■ OBJECTIVE ■
Where a line in the listing below contains the word "Charges", copy that line.

Collected data:
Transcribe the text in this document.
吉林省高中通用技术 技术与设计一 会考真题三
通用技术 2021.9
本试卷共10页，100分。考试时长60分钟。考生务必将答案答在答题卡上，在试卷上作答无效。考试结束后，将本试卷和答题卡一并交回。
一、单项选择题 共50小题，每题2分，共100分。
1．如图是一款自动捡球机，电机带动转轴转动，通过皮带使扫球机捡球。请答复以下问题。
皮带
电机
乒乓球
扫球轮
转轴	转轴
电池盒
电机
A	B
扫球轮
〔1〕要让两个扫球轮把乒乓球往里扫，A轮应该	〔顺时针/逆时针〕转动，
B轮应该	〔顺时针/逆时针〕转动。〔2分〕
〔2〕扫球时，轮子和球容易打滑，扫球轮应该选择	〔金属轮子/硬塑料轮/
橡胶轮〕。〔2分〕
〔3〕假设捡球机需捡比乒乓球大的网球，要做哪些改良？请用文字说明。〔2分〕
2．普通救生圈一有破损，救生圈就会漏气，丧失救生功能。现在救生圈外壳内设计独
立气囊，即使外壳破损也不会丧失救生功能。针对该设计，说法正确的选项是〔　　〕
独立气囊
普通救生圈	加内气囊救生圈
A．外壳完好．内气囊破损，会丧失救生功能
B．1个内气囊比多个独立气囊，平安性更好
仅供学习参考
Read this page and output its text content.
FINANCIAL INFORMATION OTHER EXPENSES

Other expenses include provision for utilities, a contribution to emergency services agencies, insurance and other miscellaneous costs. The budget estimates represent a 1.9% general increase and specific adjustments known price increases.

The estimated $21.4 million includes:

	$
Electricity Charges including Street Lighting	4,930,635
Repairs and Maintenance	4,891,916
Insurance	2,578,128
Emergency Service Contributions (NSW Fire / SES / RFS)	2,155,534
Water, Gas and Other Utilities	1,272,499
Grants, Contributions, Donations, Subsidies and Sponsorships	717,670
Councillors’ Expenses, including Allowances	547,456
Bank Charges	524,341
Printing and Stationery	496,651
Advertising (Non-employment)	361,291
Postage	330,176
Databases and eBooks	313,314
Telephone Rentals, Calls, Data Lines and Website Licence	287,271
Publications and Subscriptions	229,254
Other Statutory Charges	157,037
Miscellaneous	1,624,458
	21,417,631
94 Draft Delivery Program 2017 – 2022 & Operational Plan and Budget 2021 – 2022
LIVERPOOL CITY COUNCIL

■ SOLUTION TO THIS TASK ■
Electricity Charges including Street Lighting	4,930,635
Bank Charges	524,341
Other Statutory Charges	157,037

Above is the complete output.